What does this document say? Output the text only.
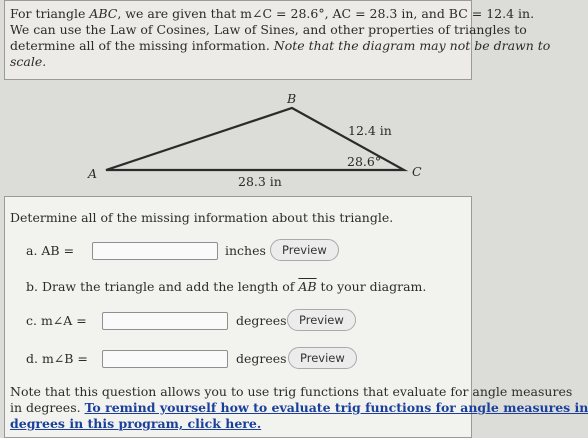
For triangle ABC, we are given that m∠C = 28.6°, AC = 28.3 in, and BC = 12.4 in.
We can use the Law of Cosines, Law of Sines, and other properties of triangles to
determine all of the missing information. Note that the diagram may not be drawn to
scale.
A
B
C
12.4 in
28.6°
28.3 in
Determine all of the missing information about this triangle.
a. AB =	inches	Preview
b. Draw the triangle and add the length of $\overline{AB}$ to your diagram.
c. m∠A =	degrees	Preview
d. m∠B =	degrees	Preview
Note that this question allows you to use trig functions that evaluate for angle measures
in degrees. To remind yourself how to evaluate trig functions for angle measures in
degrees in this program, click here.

---------------

* [Aim]: Write out again every line above exactly as given; the pictures do not belong in the copy.

* [Output]:
What does this document say? Output the text only.
For triangle ABC, we are given that m∠C = 28.6°, AC = 28.3 in, and BC = 12.4 in.
We can use the Law of Cosines, Law of Sines, and other properties of triangles to
determine all of the missing information. Note that the diagram may not be drawn to
scale.
A
B
C
12.4 in
28.6°
28.3 in
Determine all of the missing information about this triangle.
a. AB =	inches	Preview
b. Draw the triangle and add the length of $\overline{AB}$ to your diagram.
c. m∠A =	degrees	Preview
d. m∠B =	degrees	Preview
Note that this question allows you to use trig functions that evaluate for angle measures
in degrees. To remind yourself how to evaluate trig functions for angle measures in
degrees in this program, click here.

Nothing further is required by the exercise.